┌─ Dataset entries

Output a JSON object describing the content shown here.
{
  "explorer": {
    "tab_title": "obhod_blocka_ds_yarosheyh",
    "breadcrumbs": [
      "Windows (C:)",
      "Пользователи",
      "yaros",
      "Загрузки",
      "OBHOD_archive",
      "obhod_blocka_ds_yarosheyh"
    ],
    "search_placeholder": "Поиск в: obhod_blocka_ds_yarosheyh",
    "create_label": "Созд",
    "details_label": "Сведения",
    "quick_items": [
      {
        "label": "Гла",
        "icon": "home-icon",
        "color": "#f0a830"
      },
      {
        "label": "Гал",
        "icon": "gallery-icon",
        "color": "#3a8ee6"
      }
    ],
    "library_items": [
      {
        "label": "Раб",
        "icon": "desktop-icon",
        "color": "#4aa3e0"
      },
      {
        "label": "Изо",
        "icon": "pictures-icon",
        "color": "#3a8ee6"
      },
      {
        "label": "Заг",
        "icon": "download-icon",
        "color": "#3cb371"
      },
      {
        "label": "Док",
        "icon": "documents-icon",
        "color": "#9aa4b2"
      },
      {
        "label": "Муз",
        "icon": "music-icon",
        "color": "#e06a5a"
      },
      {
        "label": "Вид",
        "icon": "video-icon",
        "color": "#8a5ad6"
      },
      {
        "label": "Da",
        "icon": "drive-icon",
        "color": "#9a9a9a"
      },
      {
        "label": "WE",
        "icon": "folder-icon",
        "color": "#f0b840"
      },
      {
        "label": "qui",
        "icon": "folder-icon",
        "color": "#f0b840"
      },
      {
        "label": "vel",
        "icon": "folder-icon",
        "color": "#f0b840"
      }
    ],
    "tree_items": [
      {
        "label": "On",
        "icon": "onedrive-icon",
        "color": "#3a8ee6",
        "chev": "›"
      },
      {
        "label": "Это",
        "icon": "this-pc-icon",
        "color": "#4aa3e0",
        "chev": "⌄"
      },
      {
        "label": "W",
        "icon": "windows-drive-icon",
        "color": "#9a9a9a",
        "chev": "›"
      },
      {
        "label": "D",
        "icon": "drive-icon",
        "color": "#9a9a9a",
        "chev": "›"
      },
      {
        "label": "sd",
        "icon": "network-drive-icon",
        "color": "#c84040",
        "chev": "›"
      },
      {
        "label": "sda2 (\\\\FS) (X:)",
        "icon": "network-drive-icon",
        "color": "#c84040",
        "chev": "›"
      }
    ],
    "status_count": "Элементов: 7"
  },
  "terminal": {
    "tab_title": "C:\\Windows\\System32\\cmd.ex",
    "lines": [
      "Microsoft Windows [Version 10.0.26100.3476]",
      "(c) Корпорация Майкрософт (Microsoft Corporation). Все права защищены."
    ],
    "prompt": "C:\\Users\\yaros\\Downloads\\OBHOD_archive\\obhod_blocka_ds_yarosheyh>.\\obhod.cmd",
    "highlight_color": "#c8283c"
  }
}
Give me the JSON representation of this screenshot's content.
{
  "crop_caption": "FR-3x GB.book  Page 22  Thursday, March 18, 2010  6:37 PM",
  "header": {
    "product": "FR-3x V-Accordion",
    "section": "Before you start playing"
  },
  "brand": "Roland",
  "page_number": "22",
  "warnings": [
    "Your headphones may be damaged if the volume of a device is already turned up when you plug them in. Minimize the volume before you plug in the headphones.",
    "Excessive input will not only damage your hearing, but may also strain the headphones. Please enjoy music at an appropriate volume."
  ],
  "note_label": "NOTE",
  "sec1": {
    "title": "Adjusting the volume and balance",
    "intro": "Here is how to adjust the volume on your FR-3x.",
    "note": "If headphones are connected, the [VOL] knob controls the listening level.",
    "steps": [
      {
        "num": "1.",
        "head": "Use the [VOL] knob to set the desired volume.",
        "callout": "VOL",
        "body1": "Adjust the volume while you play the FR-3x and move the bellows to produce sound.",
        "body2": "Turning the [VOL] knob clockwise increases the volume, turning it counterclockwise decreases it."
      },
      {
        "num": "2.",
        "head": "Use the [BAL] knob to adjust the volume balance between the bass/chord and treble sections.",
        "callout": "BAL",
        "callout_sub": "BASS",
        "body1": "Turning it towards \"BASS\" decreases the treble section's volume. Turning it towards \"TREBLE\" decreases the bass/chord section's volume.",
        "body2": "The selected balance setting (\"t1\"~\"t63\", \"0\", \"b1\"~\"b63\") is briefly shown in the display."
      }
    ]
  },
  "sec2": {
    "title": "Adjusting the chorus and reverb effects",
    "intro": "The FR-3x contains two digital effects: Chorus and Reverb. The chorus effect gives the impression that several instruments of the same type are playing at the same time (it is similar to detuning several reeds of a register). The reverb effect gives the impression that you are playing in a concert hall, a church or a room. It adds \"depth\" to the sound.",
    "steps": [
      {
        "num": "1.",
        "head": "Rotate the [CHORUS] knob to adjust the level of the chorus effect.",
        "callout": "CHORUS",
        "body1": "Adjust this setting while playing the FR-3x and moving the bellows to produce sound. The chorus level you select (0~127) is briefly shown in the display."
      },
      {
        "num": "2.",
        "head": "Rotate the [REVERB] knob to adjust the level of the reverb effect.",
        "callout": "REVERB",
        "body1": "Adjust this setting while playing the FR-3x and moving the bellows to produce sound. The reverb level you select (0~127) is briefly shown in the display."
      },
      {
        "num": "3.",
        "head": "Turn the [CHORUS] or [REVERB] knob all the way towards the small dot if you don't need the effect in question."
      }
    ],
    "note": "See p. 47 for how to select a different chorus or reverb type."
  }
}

└─

Given problem: Go through the entries and repeat each one exactly.

Completed exercise:
Output a JSON object describing the content shown here.
{
  "explorer": {
    "tab_title": "obhod_blocka_ds_yarosheyh",
    "breadcrumbs": [
      "Windows (C:)",
      "Пользователи",
      "yaros",
      "Загрузки",
      "OBHOD_archive",
      "obhod_blocka_ds_yarosheyh"
    ],
    "search_placeholder": "Поиск в: obhod_blocka_ds_yarosheyh",
    "create_label": "Созд",
    "details_label": "Сведения",
    "quick_items": [
      {
        "label": "Гла",
        "icon": "home-icon",
        "color": "#f0a830"
      },
      {
        "label": "Гал",
        "icon": "gallery-icon",
        "color": "#3a8ee6"
      }
    ],
    "library_items": [
      {
        "label": "Раб",
        "icon": "desktop-icon",
        "color": "#4aa3e0"
      },
      {
        "label": "Изо",
        "icon": "pictures-icon",
        "color": "#3a8ee6"
      },
      {
        "label": "Заг",
        "icon": "download-icon",
        "color": "#3cb371"
      },
      {
        "label": "Док",
        "icon": "documents-icon",
        "color": "#9aa4b2"
      },
      {
        "label": "Муз",
        "icon": "music-icon",
        "color": "#e06a5a"
      },
      {
        "label": "Вид",
        "icon": "video-icon",
        "color": "#8a5ad6"
      },
      {
        "label": "Da",
        "icon": "drive-icon",
        "color": "#9a9a9a"
      },
      {
        "label": "WE",
        "icon": "folder-icon",
        "color": "#f0b840"
      },
      {
        "label": "qui",
        "icon": "folder-icon",
        "color": "#f0b840"
      },
      {
        "label": "vel",
        "icon": "folder-icon",
        "color": "#f0b840"
      }
    ],
    "tree_items": [
      {
        "label": "On",
        "icon": "onedrive-icon",
        "color": "#3a8ee6",
        "chev": "›"
      },
      {
        "label": "Это",
        "icon": "this-pc-icon",
        "color": "#4aa3e0",
        "chev": "⌄"
      },
      {
        "label": "W",
        "icon": "windows-drive-icon",
        "color": "#9a9a9a",
        "chev": "›"
      },
      {
        "label": "D",
        "icon": "drive-icon",
        "color": "#9a9a9a",
        "chev": "›"
      },
      {
        "label": "sd",
        "icon": "network-drive-icon",
        "color": "#c84040",
        "chev": "›"
      },
      {
        "label": "sda2 (\\\\FS) (X:)",
        "icon": "network-drive-icon",
        "color": "#c84040",
        "chev": "›"
      }
    ],
    "status_count": "Элементов: 7"
  },
  "terminal": {
    "tab_title": "C:\\Windows\\System32\\cmd.ex",
    "lines": [
      "Microsoft Windows [Version 10.0.26100.3476]",
      "(c) Корпорация Майкрософт (Microsoft Corporation). Все права защищены."
    ],
    "prompt": "C:\\Users\\yaros\\Downloads\\OBHOD_archive\\obhod_blocka_ds_yarosheyh>.\\obhod.cmd",
    "highlight_color": "#c8283c"
  }
}
Give me the JSON representation of this screenshot's content.
{
  "crop_caption": "FR-3x GB.book  Page 22  Thursday, March 18, 2010  6:37 PM",
  "header": {
    "product": "FR-3x V-Accordion",
    "section": "Before you start playing"
  },
  "brand": "Roland",
  "page_number": "22",
  "warnings": [
    "Your headphones may be damaged if the volume of a device is already turned up when you plug them in. Minimize the volume before you plug in the headphones.",
    "Excessive input will not only damage your hearing, but may also strain the headphones. Please enjoy music at an appropriate volume."
  ],
  "note_label": "NOTE",
  "sec1": {
    "title": "Adjusting the volume and balance",
    "intro": "Here is how to adjust the volume on your FR-3x.",
    "note": "If headphones are connected, the [VOL] knob controls the listening level.",
    "steps": [
      {
        "num": "1.",
        "head": "Use the [VOL] knob to set the desired volume.",
        "callout": "VOL",
        "body1": "Adjust the volume while you play the FR-3x and move the bellows to produce sound.",
        "body2": "Turning the [VOL] knob clockwise increases the volume, turning it counterclockwise decreases it."
      },
      {
        "num": "2.",
        "head": "Use the [BAL] knob to adjust the volume balance between the bass/chord and treble sections.",
        "callout": "BAL",
        "callout_sub": "BASS",
        "body1": "Turning it towards \"BASS\" decreases the treble section's volume. Turning it towards \"TREBLE\" decreases the bass/chord section's volume.",
        "body2": "The selected balance setting (\"t1\"~\"t63\", \"0\", \"b1\"~\"b63\") is briefly shown in the display."
      }
    ]
  },
  "sec2": {
    "title": "Adjusting the chorus and reverb effects",
    "intro": "The FR-3x contains two digital effects: Chorus and Reverb. The chorus effect gives the impression that several instruments of the same type are playing at the same time (it is similar to detuning several reeds of a register). The reverb effect gives the impression that you are playing in a concert hall, a church or a room. It adds \"depth\" to the sound.",
    "steps": [
      {
        "num": "1.",
        "head": "Rotate the [CHORUS] knob to adjust the level of the chorus effect.",
        "callout": "CHORUS",
        "body1": "Adjust this setting while playing the FR-3x and moving the bellows to produce sound. The chorus level you select (0~127) is briefly shown in the display."
      },
      {
        "num": "2.",
        "head": "Rotate the [REVERB] knob to adjust the level of the reverb effect.",
        "callout": "REVERB",
        "body1": "Adjust this setting while playing the FR-3x and moving the bellows to produce sound. The reverb level you select (0~127) is briefly shown in the display."
      },
      {
        "num": "3.",
        "head": "Turn the [CHORUS] or [REVERB] knob all the way towards the small dot if you don't need the effect in question."
      }
    ],
    "note": "See p. 47 for how to select a different chorus or reverb type."
  }
}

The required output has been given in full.